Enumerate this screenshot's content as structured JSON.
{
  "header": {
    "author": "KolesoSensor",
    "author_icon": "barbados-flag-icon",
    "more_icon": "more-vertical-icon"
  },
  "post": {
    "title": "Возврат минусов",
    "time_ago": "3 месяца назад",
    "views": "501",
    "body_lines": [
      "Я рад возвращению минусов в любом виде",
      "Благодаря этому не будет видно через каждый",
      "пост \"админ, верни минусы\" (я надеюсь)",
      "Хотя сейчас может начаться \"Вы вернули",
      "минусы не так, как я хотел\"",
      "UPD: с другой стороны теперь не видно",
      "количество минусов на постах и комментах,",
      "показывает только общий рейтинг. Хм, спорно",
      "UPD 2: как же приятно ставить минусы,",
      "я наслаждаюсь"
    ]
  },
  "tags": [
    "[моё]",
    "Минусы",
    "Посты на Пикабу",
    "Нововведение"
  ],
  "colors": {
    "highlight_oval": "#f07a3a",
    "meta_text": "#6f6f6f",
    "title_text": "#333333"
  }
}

DESCRIPTION OF THE TASK | Retype the whole listing above exactly.

EXPECTED ANSWER |
Enumerate this screenshot's content as structured JSON.
{
  "header": {
    "author": "KolesoSensor",
    "author_icon": "barbados-flag-icon",
    "more_icon": "more-vertical-icon"
  },
  "post": {
    "title": "Возврат минусов",
    "time_ago": "3 месяца назад",
    "views": "501",
    "body_lines": [
      "Я рад возвращению минусов в любом виде",
      "Благодаря этому не будет видно через каждый",
      "пост \"админ, верни минусы\" (я надеюсь)",
      "Хотя сейчас может начаться \"Вы вернули",
      "минусы не так, как я хотел\"",
      "UPD: с другой стороны теперь не видно",
      "количество минусов на постах и комментах,",
      "показывает только общий рейтинг. Хм, спорно",
      "UPD 2: как же приятно ставить минусы,",
      "я наслаждаюсь"
    ]
  },
  "tags": [
    "[моё]",
    "Минусы",
    "Посты на Пикабу",
    "Нововведение"
  ],
  "colors": {
    "highlight_oval": "#f07a3a",
    "meta_text": "#6f6f6f",
    "title_text": "#333333"
  }
}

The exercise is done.